● Directions
Each line below must be set down exactly; omit any image you find.

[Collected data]

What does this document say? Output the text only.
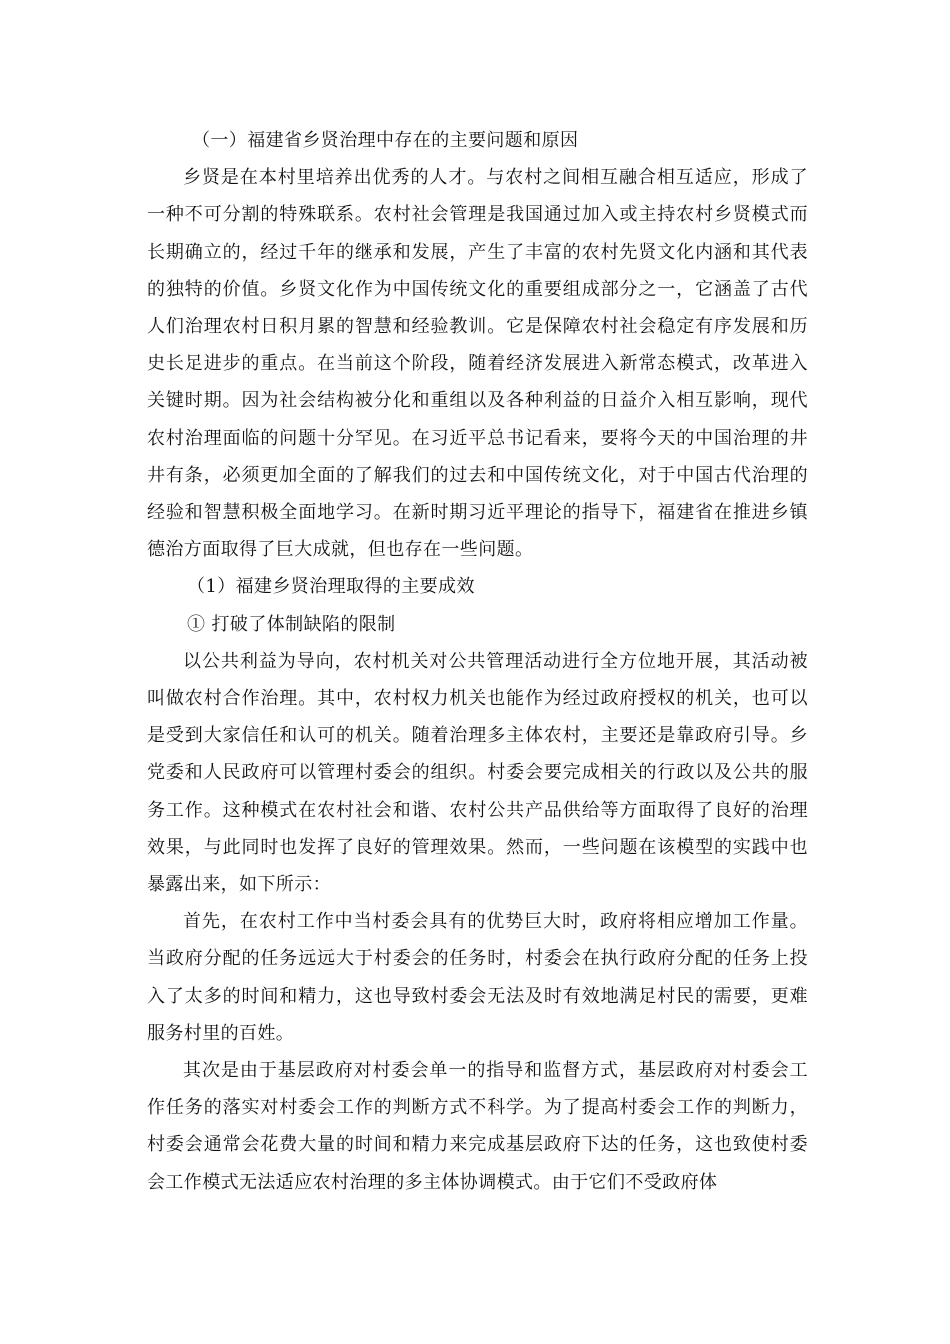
（一）福建省乡贤治理中存在的主要问题和原因

乡贤是在本村里培养出优秀的人才。与农村之间相互融合相互适应，形成了一种不可分割的特殊联系。农村社会管理是我国通过加入或主持农村乡贤模式而长期确立的，经过千年的继承和发展，产生了丰富的农村先贤文化内涵和其代表的独特的价值。乡贤文化作为中国传统文化的重要组成部分之一，它涵盖了古代人们治理农村日积月累的智慧和经验教训。它是保障农村社会稳定有序发展和历史长足进步的重点。在当前这个阶段，随着经济发展进入新常态模式，改革进入关键时期。因为社会结构被分化和重组以及各种利益的日益介入相互影响，现代农村治理面临的问题十分罕见。在习近平总书记看来，要将今天的中国治理的井井有条，必须更加全面的了解我们的过去和中国传统文化，对于中国古代治理的经验和智慧积极全面地学习。在新时期习近平理论的指导下，福建省在推进乡镇德治方面取得了巨大成就，但也存在一些问题。

（1）福建乡贤治理取得的主要成效

① 打破了体制缺陷的限制

以公共利益为导向，农村机关对公共管理活动进行全方位地开展，其活动被叫做农村合作治理。其中，农村权力机关也能作为经过政府授权的机关，也可以是受到大家信任和认可的机关。随着治理多主体农村，主要还是靠政府引导。乡党委和人民政府可以管理村委会的组织。村委会要完成相关的行政以及公共的服务工作。这种模式在农村社会和谐、农村公共产品供给等方面取得了良好的治理效果，与此同时也发挥了良好的管理效果。然而，一些问题在该模型的实践中也暴露出来，如下所示：

首先，在农村工作中当村委会具有的优势巨大时，政府将相应增加工作量。当政府分配的任务远远大于村委会的任务时，村委会在执行政府分配的任务上投入了太多的时间和精力，这也导致村委会无法及时有效地满足村民的需要，更难服务村里的百姓。

其次是由于基层政府对村委会单一的指导和监督方式，基层政府对村委会工作任务的落实对村委会工作的判断方式不科学。为了提高村委会工作的判断力，村委会通常会花费大量的时间和精力来完成基层政府下达的任务，这也致使村委会工作模式无法适应农村治理的多主体协调模式。由于它们不受政府体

● Expected output
What does this document say? Output the text only.
（一）福建省乡贤治理中存在的主要问题和原因

乡贤是在本村里培养出优秀的人才。与农村之间相互融合相互适应，形成了一种不可分割的特殊联系。农村社会管理是我国通过加入或主持农村乡贤模式而长期确立的，经过千年的继承和发展，产生了丰富的农村先贤文化内涵和其代表的独特的价值。乡贤文化作为中国传统文化的重要组成部分之一，它涵盖了古代人们治理农村日积月累的智慧和经验教训。它是保障农村社会稳定有序发展和历史长足进步的重点。在当前这个阶段，随着经济发展进入新常态模式，改革进入关键时期。因为社会结构被分化和重组以及各种利益的日益介入相互影响，现代农村治理面临的问题十分罕见。在习近平总书记看来，要将今天的中国治理的井井有条，必须更加全面的了解我们的过去和中国传统文化，对于中国古代治理的经验和智慧积极全面地学习。在新时期习近平理论的指导下，福建省在推进乡镇德治方面取得了巨大成就，但也存在一些问题。

（1）福建乡贤治理取得的主要成效

① 打破了体制缺陷的限制

以公共利益为导向，农村机关对公共管理活动进行全方位地开展，其活动被叫做农村合作治理。其中，农村权力机关也能作为经过政府授权的机关，也可以是受到大家信任和认可的机关。随着治理多主体农村，主要还是靠政府引导。乡党委和人民政府可以管理村委会的组织。村委会要完成相关的行政以及公共的服务工作。这种模式在农村社会和谐、农村公共产品供给等方面取得了良好的治理效果，与此同时也发挥了良好的管理效果。然而，一些问题在该模型的实践中也暴露出来，如下所示：

首先，在农村工作中当村委会具有的优势巨大时，政府将相应增加工作量。当政府分配的任务远远大于村委会的任务时，村委会在执行政府分配的任务上投入了太多的时间和精力，这也导致村委会无法及时有效地满足村民的需要，更难服务村里的百姓。

其次是由于基层政府对村委会单一的指导和监督方式，基层政府对村委会工作任务的落实对村委会工作的判断方式不科学。为了提高村委会工作的判断力，村委会通常会花费大量的时间和精力来完成基层政府下达的任务，这也致使村委会工作模式无法适应农村治理的多主体协调模式。由于它们不受政府体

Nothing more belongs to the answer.